▸ **TASK DESCRIPTION**
From the listing below, return each line that includes "Delta".

**** DATA ENTRIES

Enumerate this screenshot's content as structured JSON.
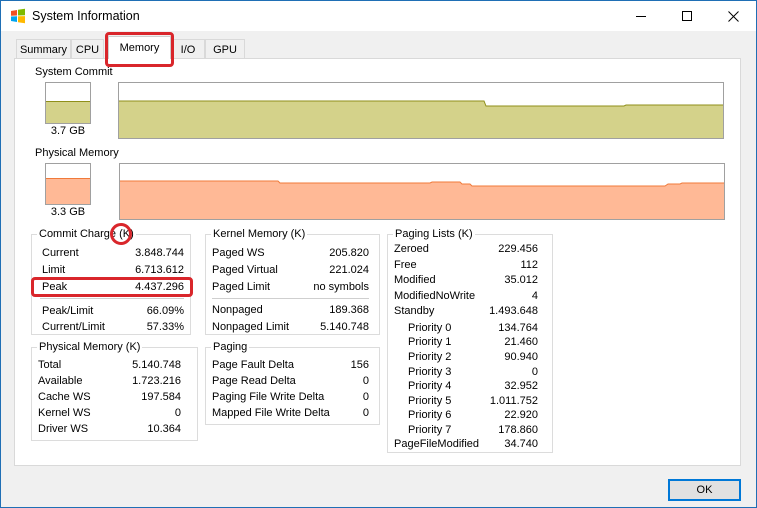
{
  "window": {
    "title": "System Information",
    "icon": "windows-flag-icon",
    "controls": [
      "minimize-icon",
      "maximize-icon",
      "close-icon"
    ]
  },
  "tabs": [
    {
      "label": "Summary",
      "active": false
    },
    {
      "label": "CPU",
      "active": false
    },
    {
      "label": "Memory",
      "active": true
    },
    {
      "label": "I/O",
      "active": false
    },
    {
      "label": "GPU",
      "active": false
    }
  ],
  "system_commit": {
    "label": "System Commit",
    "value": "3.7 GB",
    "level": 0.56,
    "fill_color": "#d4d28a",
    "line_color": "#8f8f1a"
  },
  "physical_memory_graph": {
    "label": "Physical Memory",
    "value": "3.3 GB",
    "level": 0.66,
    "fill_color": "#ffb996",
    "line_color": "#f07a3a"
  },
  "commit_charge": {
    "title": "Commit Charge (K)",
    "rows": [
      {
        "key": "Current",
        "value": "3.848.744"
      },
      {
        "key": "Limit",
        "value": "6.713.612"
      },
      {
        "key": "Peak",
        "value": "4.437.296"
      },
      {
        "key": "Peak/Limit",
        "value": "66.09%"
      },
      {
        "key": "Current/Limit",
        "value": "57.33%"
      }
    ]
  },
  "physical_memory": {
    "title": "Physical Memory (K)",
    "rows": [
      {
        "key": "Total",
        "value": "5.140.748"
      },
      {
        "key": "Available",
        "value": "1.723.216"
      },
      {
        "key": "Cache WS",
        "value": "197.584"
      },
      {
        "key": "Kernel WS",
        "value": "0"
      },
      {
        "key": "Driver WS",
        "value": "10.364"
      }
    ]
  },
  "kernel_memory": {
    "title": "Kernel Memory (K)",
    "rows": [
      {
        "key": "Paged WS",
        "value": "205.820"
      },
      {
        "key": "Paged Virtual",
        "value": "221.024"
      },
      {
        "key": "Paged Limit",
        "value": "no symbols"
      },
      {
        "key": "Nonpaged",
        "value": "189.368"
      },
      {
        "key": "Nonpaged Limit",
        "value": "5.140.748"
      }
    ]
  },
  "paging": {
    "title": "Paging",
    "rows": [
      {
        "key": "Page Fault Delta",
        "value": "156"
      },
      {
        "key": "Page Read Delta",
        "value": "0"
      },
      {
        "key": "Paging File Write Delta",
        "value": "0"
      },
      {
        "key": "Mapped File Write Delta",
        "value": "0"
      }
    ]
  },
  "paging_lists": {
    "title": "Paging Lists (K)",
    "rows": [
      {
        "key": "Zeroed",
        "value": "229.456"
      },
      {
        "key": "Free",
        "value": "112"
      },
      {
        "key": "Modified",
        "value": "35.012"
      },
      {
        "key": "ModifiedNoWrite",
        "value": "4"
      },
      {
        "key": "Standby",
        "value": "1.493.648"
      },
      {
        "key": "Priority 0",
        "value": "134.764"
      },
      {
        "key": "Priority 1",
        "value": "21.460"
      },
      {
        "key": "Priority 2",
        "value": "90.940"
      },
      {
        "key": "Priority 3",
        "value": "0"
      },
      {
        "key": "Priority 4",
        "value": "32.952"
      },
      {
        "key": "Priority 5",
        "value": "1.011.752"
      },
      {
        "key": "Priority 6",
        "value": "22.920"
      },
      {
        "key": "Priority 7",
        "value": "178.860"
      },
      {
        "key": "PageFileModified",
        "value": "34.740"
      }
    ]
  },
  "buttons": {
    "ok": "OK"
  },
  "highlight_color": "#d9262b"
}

********

▸ **TASK SOLUTION**
        "key": "Page Fault Delta",
        "key": "Page Read Delta",
        "key": "Paging File Write Delta",
        "key": "Mapped File Write Delta",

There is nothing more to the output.